Give the data a second time, exactly and in full.

— Start of Material provided —

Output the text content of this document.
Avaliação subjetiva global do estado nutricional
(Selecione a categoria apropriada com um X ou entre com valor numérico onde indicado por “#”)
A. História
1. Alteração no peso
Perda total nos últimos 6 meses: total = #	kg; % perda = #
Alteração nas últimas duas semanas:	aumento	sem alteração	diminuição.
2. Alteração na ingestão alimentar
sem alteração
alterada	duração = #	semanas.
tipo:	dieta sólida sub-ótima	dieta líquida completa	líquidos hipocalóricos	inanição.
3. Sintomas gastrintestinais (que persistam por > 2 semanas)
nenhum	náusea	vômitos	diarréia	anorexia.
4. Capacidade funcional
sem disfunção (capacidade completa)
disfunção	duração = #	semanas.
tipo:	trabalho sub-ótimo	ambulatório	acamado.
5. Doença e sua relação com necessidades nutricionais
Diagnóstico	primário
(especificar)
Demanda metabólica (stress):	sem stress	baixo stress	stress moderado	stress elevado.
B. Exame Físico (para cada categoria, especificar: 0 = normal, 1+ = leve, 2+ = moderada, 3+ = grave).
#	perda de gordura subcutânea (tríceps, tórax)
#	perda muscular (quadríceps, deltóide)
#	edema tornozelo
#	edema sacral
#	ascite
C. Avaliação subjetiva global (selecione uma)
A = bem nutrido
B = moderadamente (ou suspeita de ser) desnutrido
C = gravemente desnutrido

— End of Material provided —

* Complete answer:
Output the text content of this document.
Avaliação subjetiva global do estado nutricional
(Selecione a categoria apropriada com um X ou entre com valor numérico onde indicado por “#”)
A. História
1. Alteração no peso
Perda total nos últimos 6 meses: total = #	kg; % perda = #
Alteração nas últimas duas semanas:	aumento	sem alteração	diminuição.
2. Alteração na ingestão alimentar
sem alteração
alterada	duração = #	semanas.
tipo:	dieta sólida sub-ótima	dieta líquida completa	líquidos hipocalóricos	inanição.
3. Sintomas gastrintestinais (que persistam por > 2 semanas)
nenhum	náusea	vômitos	diarréia	anorexia.
4. Capacidade funcional
sem disfunção (capacidade completa)
disfunção	duração = #	semanas.
tipo:	trabalho sub-ótimo	ambulatório	acamado.
5. Doença e sua relação com necessidades nutricionais
Diagnóstico	primário
(especificar)
Demanda metabólica (stress):	sem stress	baixo stress	stress moderado	stress elevado.
B. Exame Físico (para cada categoria, especificar: 0 = normal, 1+ = leve, 2+ = moderada, 3+ = grave).
#	perda de gordura subcutânea (tríceps, tórax)
#	perda muscular (quadríceps, deltóide)
#	edema tornozelo
#	edema sacral
#	ascite
C. Avaliação subjetiva global (selecione uma)
A = bem nutrido
B = moderadamente (ou suspeita de ser) desnutrido
C = gravemente desnutrido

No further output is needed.